▼

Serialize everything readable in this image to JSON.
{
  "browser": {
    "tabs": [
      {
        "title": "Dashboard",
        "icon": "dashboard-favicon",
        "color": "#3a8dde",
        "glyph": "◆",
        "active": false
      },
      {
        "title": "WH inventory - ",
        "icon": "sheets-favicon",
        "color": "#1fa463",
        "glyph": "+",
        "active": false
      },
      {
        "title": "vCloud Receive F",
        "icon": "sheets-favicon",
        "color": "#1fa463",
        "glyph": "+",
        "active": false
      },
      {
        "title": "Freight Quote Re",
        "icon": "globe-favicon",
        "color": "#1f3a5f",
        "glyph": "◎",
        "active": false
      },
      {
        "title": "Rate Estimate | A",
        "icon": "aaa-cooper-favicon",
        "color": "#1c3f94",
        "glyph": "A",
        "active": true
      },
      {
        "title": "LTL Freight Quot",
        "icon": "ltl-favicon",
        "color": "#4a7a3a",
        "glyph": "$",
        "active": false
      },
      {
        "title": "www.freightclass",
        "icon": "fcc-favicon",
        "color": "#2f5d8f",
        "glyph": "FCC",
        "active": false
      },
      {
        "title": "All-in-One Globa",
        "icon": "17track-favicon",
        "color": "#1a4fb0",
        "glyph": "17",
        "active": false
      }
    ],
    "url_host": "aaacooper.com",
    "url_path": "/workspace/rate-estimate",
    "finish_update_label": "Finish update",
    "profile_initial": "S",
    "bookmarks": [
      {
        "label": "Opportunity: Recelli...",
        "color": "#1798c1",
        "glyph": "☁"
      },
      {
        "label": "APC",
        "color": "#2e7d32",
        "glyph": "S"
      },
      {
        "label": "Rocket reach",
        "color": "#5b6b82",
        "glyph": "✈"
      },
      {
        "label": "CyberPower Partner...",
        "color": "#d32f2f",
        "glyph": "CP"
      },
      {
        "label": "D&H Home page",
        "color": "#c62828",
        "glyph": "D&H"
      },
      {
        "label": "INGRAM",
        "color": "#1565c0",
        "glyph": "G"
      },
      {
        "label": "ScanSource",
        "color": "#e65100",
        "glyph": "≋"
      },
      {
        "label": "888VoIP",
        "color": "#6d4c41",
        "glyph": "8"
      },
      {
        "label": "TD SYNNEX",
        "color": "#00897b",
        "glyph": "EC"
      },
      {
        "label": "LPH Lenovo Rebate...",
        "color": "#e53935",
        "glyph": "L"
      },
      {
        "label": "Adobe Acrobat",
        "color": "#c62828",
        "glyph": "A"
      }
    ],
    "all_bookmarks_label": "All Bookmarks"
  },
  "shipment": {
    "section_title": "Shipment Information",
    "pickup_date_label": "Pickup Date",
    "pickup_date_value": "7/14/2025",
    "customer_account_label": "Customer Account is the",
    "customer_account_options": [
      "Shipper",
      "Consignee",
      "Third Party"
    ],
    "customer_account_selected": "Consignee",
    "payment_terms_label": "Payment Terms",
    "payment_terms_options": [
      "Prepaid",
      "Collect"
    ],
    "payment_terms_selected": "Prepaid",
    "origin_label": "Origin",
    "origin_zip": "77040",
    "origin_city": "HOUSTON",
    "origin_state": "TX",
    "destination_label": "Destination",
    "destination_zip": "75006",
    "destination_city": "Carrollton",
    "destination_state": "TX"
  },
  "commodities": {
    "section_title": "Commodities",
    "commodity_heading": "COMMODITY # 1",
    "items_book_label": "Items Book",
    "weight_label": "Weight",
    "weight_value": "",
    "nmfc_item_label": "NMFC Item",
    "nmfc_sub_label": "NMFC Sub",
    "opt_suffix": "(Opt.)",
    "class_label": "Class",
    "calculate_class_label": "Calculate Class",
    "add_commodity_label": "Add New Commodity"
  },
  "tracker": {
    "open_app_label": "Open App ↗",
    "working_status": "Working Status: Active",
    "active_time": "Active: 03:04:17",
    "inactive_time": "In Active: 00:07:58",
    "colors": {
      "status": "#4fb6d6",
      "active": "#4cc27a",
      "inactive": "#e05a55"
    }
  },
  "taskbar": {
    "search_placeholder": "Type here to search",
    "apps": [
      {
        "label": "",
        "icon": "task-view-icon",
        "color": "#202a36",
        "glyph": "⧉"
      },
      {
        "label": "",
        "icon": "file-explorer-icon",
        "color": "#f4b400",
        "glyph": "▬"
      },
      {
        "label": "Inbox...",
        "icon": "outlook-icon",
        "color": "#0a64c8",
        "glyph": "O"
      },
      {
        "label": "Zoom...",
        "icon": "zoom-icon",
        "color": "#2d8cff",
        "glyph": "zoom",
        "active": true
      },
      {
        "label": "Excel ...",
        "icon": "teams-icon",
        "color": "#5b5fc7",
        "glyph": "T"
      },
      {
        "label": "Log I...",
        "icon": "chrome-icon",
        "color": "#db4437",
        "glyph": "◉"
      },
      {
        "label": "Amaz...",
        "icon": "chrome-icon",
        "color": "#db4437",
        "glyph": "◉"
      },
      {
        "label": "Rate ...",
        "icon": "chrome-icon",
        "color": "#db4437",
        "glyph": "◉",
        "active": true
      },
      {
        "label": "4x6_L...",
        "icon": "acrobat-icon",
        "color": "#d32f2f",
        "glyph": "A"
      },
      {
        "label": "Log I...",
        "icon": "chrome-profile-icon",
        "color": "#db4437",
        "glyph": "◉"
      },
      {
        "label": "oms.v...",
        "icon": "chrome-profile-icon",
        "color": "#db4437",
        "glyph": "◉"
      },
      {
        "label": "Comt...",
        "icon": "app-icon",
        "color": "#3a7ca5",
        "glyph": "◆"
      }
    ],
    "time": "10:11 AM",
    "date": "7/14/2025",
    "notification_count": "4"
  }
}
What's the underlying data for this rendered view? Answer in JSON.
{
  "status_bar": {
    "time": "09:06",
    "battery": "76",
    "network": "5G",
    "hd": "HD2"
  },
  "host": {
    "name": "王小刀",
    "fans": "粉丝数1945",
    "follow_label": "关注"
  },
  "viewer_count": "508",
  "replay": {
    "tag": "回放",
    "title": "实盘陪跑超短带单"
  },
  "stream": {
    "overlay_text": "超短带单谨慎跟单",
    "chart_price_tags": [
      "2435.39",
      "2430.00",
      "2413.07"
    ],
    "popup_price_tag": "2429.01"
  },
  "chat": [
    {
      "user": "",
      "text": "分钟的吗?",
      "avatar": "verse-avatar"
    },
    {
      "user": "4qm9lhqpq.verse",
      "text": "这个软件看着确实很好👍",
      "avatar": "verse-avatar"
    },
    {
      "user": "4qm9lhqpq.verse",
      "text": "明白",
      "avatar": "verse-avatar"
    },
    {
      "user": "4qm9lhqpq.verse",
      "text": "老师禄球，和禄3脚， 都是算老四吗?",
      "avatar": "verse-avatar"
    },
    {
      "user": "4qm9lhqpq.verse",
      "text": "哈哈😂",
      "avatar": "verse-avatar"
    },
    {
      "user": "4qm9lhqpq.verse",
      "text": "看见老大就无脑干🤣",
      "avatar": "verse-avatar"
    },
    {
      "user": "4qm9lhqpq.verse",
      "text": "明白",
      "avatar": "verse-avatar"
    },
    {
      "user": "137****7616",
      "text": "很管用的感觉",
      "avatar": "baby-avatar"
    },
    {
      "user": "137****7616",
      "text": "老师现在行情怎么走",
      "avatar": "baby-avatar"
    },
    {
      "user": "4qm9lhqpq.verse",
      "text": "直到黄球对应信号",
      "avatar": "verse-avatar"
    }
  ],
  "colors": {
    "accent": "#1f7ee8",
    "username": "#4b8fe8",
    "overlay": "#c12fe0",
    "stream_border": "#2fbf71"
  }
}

▲

_SHORT TASK_:
All of the lines above must be returned exactly.

_SOLUTION FOR THIS PROBLEM_:
Serialize everything readable in this image to JSON.
{
  "browser": {
    "tabs": [
      {
        "title": "Dashboard",
        "icon": "dashboard-favicon",
        "color": "#3a8dde",
        "glyph": "◆",
        "active": false
      },
      {
        "title": "WH inventory - ",
        "icon": "sheets-favicon",
        "color": "#1fa463",
        "glyph": "+",
        "active": false
      },
      {
        "title": "vCloud Receive F",
        "icon": "sheets-favicon",
        "color": "#1fa463",
        "glyph": "+",
        "active": false
      },
      {
        "title": "Freight Quote Re",
        "icon": "globe-favicon",
        "color": "#1f3a5f",
        "glyph": "◎",
        "active": false
      },
      {
        "title": "Rate Estimate | A",
        "icon": "aaa-cooper-favicon",
        "color": "#1c3f94",
        "glyph": "A",
        "active": true
      },
      {
        "title": "LTL Freight Quot",
        "icon": "ltl-favicon",
        "color": "#4a7a3a",
        "glyph": "$",
        "active": false
      },
      {
        "title": "www.freightclass",
        "icon": "fcc-favicon",
        "color": "#2f5d8f",
        "glyph": "FCC",
        "active": false
      },
      {
        "title": "All-in-One Globa",
        "icon": "17track-favicon",
        "color": "#1a4fb0",
        "glyph": "17",
        "active": false
      }
    ],
    "url_host": "aaacooper.com",
    "url_path": "/workspace/rate-estimate",
    "finish_update_label": "Finish update",
    "profile_initial": "S",
    "bookmarks": [
      {
        "label": "Opportunity: Recelli...",
        "color": "#1798c1",
        "glyph": "☁"
      },
      {
        "label": "APC",
        "color": "#2e7d32",
        "glyph": "S"
      },
      {
        "label": "Rocket reach",
        "color": "#5b6b82",
        "glyph": "✈"
      },
      {
        "label": "CyberPower Partner...",
        "color": "#d32f2f",
        "glyph": "CP"
      },
      {
        "label": "D&H Home page",
        "color": "#c62828",
        "glyph": "D&H"
      },
      {
        "label": "INGRAM",
        "color": "#1565c0",
        "glyph": "G"
      },
      {
        "label": "ScanSource",
        "color": "#e65100",
        "glyph": "≋"
      },
      {
        "label": "888VoIP",
        "color": "#6d4c41",
        "glyph": "8"
      },
      {
        "label": "TD SYNNEX",
        "color": "#00897b",
        "glyph": "EC"
      },
      {
        "label": "LPH Lenovo Rebate...",
        "color": "#e53935",
        "glyph": "L"
      },
      {
        "label": "Adobe Acrobat",
        "color": "#c62828",
        "glyph": "A"
      }
    ],
    "all_bookmarks_label": "All Bookmarks"
  },
  "shipment": {
    "section_title": "Shipment Information",
    "pickup_date_label": "Pickup Date",
    "pickup_date_value": "7/14/2025",
    "customer_account_label": "Customer Account is the",
    "customer_account_options": [
      "Shipper",
      "Consignee",
      "Third Party"
    ],
    "customer_account_selected": "Consignee",
    "payment_terms_label": "Payment Terms",
    "payment_terms_options": [
      "Prepaid",
      "Collect"
    ],
    "payment_terms_selected": "Prepaid",
    "origin_label": "Origin",
    "origin_zip": "77040",
    "origin_city": "HOUSTON",
    "origin_state": "TX",
    "destination_label": "Destination",
    "destination_zip": "75006",
    "destination_city": "Carrollton",
    "destination_state": "TX"
  },
  "commodities": {
    "section_title": "Commodities",
    "commodity_heading": "COMMODITY # 1",
    "items_book_label": "Items Book",
    "weight_label": "Weight",
    "weight_value": "",
    "nmfc_item_label": "NMFC Item",
    "nmfc_sub_label": "NMFC Sub",
    "opt_suffix": "(Opt.)",
    "class_label": "Class",
    "calculate_class_label": "Calculate Class",
    "add_commodity_label": "Add New Commodity"
  },
  "tracker": {
    "open_app_label": "Open App ↗",
    "working_status": "Working Status: Active",
    "active_time": "Active: 03:04:17",
    "inactive_time": "In Active: 00:07:58",
    "colors": {
      "status": "#4fb6d6",
      "active": "#4cc27a",
      "inactive": "#e05a55"
    }
  },
  "taskbar": {
    "search_placeholder": "Type here to search",
    "apps": [
      {
        "label": "",
        "icon": "task-view-icon",
        "color": "#202a36",
        "glyph": "⧉"
      },
      {
        "label": "",
        "icon": "file-explorer-icon",
        "color": "#f4b400",
        "glyph": "▬"
      },
      {
        "label": "Inbox...",
        "icon": "outlook-icon",
        "color": "#0a64c8",
        "glyph": "O"
      },
      {
        "label": "Zoom...",
        "icon": "zoom-icon",
        "color": "#2d8cff",
        "glyph": "zoom",
        "active": true
      },
      {
        "label": "Excel ...",
        "icon": "teams-icon",
        "color": "#5b5fc7",
        "glyph": "T"
      },
      {
        "label": "Log I...",
        "icon": "chrome-icon",
        "color": "#db4437",
        "glyph": "◉"
      },
      {
        "label": "Amaz...",
        "icon": "chrome-icon",
        "color": "#db4437",
        "glyph": "◉"
      },
      {
        "label": "Rate ...",
        "icon": "chrome-icon",
        "color": "#db4437",
        "glyph": "◉",
        "active": true
      },
      {
        "label": "4x6_L...",
        "icon": "acrobat-icon",
        "color": "#d32f2f",
        "glyph": "A"
      },
      {
        "label": "Log I...",
        "icon": "chrome-profile-icon",
        "color": "#db4437",
        "glyph": "◉"
      },
      {
        "label": "oms.v...",
        "icon": "chrome-profile-icon",
        "color": "#db4437",
        "glyph": "◉"
      },
      {
        "label": "Comt...",
        "icon": "app-icon",
        "color": "#3a7ca5",
        "glyph": "◆"
      }
    ],
    "time": "10:11 AM",
    "date": "7/14/2025",
    "notification_count": "4"
  }
}
What's the underlying data for this rendered view? Answer in JSON.
{
  "status_bar": {
    "time": "09:06",
    "battery": "76",
    "network": "5G",
    "hd": "HD2"
  },
  "host": {
    "name": "王小刀",
    "fans": "粉丝数1945",
    "follow_label": "关注"
  },
  "viewer_count": "508",
  "replay": {
    "tag": "回放",
    "title": "实盘陪跑超短带单"
  },
  "stream": {
    "overlay_text": "超短带单谨慎跟单",
    "chart_price_tags": [
      "2435.39",
      "2430.00",
      "2413.07"
    ],
    "popup_price_tag": "2429.01"
  },
  "chat": [
    {
      "user": "",
      "text": "分钟的吗?",
      "avatar": "verse-avatar"
    },
    {
      "user": "4qm9lhqpq.verse",
      "text": "这个软件看着确实很好👍",
      "avatar": "verse-avatar"
    },
    {
      "user": "4qm9lhqpq.verse",
      "text": "明白",
      "avatar": "verse-avatar"
    },
    {
      "user": "4qm9lhqpq.verse",
      "text": "老师禄球，和禄3脚， 都是算老四吗?",
      "avatar": "verse-avatar"
    },
    {
      "user": "4qm9lhqpq.verse",
      "text": "哈哈😂",
      "avatar": "verse-avatar"
    },
    {
      "user": "4qm9lhqpq.verse",
      "text": "看见老大就无脑干🤣",
      "avatar": "verse-avatar"
    },
    {
      "user": "4qm9lhqpq.verse",
      "text": "明白",
      "avatar": "verse-avatar"
    },
    {
      "user": "137****7616",
      "text": "很管用的感觉",
      "avatar": "baby-avatar"
    },
    {
      "user": "137****7616",
      "text": "老师现在行情怎么走",
      "avatar": "baby-avatar"
    },
    {
      "user": "4qm9lhqpq.verse",
      "text": "直到黄球对应信号",
      "avatar": "verse-avatar"
    }
  ],
  "colors": {
    "accent": "#1f7ee8",
    "username": "#4b8fe8",
    "overlay": "#c12fe0",
    "stream_border": "#2fbf71"
  }
}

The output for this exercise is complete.